Source records
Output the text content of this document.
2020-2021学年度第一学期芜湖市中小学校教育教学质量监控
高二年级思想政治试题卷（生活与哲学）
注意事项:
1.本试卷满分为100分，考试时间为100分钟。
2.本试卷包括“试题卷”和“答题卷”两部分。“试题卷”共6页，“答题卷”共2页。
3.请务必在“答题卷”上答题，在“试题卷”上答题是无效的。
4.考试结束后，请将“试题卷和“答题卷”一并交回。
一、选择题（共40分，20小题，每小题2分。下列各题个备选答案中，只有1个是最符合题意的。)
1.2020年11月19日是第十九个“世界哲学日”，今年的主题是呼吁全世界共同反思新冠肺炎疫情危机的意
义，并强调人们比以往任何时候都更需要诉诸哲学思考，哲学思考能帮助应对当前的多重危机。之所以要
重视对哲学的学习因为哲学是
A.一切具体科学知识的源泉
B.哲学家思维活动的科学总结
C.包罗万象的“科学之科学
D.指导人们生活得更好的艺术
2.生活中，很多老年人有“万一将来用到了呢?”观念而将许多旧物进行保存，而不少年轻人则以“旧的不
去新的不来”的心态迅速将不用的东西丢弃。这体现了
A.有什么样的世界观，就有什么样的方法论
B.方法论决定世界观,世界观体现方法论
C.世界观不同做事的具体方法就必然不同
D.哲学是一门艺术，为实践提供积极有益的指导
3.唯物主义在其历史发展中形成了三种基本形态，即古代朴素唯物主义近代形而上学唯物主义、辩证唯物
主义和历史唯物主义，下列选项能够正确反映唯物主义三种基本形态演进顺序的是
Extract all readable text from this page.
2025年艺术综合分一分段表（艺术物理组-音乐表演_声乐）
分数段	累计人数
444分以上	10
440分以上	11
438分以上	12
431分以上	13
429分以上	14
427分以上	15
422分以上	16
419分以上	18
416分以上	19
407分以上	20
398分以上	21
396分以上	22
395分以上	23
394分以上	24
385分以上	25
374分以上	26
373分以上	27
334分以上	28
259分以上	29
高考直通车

** INSTRUCTIONS TO FOLLOW **
The data above must be returned in full, exactly as written.

** IN RESPONSE **
Output the text content of this document.
2020-2021学年度第一学期芜湖市中小学校教育教学质量监控
高二年级思想政治试题卷（生活与哲学）
注意事项:
1.本试卷满分为100分，考试时间为100分钟。
2.本试卷包括“试题卷”和“答题卷”两部分。“试题卷”共6页，“答题卷”共2页。
3.请务必在“答题卷”上答题，在“试题卷”上答题是无效的。
4.考试结束后，请将“试题卷和“答题卷”一并交回。
一、选择题（共40分，20小题，每小题2分。下列各题个备选答案中，只有1个是最符合题意的。)
1.2020年11月19日是第十九个“世界哲学日”，今年的主题是呼吁全世界共同反思新冠肺炎疫情危机的意
义，并强调人们比以往任何时候都更需要诉诸哲学思考，哲学思考能帮助应对当前的多重危机。之所以要
重视对哲学的学习因为哲学是
A.一切具体科学知识的源泉
B.哲学家思维活动的科学总结
C.包罗万象的“科学之科学
D.指导人们生活得更好的艺术
2.生活中，很多老年人有“万一将来用到了呢?”观念而将许多旧物进行保存，而不少年轻人则以“旧的不
去新的不来”的心态迅速将不用的东西丢弃。这体现了
A.有什么样的世界观，就有什么样的方法论
B.方法论决定世界观,世界观体现方法论
C.世界观不同做事的具体方法就必然不同
D.哲学是一门艺术，为实践提供积极有益的指导
3.唯物主义在其历史发展中形成了三种基本形态，即古代朴素唯物主义近代形而上学唯物主义、辩证唯物
主义和历史唯物主义，下列选项能够正确反映唯物主义三种基本形态演进顺序的是
Extract all readable text from this page.
2025年艺术综合分一分段表（艺术物理组-音乐表演_声乐）
分数段	累计人数
444分以上	10
440分以上	11
438分以上	12
431分以上	13
429分以上	14
427分以上	15
422分以上	16
419分以上	18
416分以上	19
407分以上	20
398分以上	21
396分以上	22
395分以上	23
394分以上	24
385分以上	25
374分以上	26
373分以上	27
334分以上	28
259分以上	29
高考直通车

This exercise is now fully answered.